-- Task to carry out --
Extract, from the listing that follows, each line containing the word "number".

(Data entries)
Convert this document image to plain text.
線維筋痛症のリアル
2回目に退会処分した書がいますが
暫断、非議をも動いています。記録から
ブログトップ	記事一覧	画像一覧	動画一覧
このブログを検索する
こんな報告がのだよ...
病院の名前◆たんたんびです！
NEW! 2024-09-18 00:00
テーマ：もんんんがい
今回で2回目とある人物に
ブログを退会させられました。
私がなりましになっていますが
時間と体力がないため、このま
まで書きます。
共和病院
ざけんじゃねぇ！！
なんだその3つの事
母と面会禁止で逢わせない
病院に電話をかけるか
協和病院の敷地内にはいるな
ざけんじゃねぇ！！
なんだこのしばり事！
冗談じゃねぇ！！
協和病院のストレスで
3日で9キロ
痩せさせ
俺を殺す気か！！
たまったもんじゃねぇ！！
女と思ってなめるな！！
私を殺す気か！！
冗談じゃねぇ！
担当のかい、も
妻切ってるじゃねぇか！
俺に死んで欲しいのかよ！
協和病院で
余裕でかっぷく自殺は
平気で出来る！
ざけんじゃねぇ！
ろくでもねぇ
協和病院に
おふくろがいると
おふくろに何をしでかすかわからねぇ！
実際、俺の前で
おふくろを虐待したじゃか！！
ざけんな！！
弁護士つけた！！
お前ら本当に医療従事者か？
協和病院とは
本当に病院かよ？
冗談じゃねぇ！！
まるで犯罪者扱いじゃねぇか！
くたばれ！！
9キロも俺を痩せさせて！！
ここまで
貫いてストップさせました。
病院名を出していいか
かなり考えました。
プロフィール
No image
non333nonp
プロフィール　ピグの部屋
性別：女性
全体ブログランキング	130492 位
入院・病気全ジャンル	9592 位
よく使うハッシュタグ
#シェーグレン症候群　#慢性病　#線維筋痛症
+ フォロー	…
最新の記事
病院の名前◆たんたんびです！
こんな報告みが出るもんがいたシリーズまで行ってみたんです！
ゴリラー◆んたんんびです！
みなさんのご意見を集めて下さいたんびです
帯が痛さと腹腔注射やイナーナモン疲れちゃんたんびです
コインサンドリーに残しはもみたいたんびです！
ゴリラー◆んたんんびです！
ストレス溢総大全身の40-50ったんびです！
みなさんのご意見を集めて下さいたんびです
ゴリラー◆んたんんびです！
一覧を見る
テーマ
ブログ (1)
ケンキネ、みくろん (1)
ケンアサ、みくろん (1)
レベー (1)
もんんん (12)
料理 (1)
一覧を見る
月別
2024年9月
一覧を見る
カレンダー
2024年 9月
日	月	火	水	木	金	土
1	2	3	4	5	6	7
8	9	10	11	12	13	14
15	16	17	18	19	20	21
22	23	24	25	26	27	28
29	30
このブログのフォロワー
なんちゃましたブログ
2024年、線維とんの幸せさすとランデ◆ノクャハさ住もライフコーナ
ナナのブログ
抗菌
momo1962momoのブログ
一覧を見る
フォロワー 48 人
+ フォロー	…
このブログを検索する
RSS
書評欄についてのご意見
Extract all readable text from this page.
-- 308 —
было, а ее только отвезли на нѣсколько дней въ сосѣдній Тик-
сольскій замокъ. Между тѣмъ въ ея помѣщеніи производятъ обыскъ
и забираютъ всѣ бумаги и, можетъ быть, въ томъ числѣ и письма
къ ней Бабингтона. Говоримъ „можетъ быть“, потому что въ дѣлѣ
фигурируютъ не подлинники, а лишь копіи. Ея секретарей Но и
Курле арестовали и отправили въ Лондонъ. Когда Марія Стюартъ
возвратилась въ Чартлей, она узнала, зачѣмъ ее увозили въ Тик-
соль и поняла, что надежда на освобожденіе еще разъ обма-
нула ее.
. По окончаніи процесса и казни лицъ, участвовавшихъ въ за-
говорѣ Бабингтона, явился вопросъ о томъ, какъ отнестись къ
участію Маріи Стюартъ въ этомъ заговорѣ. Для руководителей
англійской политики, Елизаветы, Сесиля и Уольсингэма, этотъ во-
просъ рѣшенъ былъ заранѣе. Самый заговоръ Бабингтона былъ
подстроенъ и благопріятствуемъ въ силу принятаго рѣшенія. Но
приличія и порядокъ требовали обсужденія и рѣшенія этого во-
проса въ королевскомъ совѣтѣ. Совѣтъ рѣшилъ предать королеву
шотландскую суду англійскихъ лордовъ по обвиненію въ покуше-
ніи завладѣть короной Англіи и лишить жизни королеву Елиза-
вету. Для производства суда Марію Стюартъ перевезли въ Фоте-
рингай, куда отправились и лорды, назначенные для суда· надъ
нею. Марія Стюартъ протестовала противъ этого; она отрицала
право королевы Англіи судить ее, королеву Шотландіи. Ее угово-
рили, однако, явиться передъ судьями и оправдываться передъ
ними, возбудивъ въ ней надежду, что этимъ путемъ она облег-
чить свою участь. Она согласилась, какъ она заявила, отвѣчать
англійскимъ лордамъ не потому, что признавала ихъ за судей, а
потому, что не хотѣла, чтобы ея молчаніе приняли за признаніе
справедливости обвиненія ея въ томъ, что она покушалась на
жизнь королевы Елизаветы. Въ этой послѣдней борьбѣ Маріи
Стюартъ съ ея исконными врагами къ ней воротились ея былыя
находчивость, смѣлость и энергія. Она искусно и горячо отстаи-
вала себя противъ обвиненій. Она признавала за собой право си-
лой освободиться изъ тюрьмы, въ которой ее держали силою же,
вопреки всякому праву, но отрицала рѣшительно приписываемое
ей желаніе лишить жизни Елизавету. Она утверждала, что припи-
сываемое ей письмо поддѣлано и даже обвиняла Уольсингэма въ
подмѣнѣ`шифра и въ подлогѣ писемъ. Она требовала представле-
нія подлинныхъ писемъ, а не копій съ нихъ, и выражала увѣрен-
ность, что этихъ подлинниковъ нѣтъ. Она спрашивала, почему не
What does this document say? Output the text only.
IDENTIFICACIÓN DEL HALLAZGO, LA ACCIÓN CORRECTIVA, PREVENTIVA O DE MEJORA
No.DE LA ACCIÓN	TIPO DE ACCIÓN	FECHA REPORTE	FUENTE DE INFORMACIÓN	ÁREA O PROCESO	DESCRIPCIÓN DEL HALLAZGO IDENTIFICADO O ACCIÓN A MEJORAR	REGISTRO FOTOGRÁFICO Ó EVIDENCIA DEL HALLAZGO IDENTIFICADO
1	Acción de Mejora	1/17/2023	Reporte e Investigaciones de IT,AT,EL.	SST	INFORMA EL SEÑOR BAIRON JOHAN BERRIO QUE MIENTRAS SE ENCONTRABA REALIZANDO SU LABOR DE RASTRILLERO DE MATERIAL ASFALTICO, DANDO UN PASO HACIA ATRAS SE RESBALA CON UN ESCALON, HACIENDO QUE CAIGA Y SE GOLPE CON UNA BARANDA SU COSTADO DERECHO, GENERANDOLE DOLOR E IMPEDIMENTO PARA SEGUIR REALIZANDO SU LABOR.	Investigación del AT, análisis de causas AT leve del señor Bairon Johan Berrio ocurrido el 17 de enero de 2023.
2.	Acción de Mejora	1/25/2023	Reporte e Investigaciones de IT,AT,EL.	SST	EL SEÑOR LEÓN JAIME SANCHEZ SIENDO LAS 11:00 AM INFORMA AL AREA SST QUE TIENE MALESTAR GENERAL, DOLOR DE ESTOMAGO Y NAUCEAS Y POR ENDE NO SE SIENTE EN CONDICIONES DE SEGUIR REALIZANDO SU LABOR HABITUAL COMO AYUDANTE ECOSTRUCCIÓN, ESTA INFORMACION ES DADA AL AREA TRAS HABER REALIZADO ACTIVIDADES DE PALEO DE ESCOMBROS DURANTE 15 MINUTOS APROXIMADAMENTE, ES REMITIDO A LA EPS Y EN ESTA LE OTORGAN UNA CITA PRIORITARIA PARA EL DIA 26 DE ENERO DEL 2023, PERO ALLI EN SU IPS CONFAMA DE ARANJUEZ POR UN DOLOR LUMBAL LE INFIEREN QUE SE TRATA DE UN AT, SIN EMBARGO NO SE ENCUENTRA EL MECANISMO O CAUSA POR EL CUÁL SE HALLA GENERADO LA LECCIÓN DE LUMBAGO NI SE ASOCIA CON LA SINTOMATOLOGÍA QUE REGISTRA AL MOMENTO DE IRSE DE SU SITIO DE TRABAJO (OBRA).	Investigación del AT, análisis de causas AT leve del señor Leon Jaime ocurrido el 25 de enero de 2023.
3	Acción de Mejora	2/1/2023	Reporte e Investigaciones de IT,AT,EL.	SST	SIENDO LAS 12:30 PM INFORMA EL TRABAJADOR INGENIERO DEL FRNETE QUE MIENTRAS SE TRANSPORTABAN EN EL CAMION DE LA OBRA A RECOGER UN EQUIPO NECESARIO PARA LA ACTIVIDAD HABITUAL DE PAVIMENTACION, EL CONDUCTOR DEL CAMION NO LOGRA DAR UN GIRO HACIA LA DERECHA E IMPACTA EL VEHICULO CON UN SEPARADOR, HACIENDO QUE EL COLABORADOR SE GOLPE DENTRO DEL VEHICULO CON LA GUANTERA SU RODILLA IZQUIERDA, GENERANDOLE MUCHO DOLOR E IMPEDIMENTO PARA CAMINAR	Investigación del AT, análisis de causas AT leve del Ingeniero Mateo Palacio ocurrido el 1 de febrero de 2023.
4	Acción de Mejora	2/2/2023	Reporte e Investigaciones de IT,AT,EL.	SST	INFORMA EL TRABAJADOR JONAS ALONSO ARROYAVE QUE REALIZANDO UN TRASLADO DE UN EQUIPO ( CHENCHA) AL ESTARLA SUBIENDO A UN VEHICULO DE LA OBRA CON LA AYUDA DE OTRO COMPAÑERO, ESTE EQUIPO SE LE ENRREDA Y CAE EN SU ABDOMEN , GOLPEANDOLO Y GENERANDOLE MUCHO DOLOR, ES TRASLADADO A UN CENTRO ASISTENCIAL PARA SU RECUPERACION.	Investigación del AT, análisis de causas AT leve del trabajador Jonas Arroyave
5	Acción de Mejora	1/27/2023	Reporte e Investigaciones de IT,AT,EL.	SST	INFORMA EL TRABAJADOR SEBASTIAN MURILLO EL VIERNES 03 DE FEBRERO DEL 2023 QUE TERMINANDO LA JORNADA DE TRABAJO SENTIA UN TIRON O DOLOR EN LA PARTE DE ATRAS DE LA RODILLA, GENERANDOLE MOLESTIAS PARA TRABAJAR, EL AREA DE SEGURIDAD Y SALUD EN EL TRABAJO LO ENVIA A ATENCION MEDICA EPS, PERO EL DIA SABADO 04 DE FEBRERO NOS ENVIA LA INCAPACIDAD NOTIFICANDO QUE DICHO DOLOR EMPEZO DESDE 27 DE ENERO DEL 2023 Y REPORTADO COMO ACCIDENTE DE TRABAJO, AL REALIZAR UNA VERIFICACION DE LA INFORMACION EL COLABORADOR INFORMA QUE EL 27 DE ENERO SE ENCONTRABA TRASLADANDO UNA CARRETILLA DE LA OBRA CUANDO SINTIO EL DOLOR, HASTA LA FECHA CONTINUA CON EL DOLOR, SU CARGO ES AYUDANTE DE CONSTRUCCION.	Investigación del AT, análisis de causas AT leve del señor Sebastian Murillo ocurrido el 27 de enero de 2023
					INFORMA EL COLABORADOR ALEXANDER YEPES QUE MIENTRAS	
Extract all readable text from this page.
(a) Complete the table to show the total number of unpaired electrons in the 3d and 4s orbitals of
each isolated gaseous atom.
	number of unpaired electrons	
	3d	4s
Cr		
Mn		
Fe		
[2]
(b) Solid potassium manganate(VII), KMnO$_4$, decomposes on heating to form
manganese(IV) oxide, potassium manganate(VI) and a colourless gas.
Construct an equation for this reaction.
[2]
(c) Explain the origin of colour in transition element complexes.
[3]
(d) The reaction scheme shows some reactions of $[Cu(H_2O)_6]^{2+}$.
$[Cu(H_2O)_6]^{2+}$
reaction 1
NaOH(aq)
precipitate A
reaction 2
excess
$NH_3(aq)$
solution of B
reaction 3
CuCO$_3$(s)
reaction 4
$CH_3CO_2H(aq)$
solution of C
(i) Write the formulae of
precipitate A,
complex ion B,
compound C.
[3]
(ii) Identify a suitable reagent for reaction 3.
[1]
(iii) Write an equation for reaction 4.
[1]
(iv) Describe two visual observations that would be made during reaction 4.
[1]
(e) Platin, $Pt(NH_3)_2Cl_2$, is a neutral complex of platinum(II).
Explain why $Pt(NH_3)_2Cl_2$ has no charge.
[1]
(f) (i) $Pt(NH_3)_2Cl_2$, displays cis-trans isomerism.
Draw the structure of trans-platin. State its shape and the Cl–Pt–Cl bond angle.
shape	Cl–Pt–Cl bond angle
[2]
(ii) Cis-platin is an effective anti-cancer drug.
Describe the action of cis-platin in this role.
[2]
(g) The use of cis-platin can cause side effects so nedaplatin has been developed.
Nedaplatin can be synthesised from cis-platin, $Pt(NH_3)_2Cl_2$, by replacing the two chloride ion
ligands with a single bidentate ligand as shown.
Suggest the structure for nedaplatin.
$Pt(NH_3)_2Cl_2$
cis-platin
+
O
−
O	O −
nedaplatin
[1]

-- Result of the exercise --
(a) Complete the table to show the total number of unpaired electrons in the 3d and 4s orbitals of
	number of unpaired electrons	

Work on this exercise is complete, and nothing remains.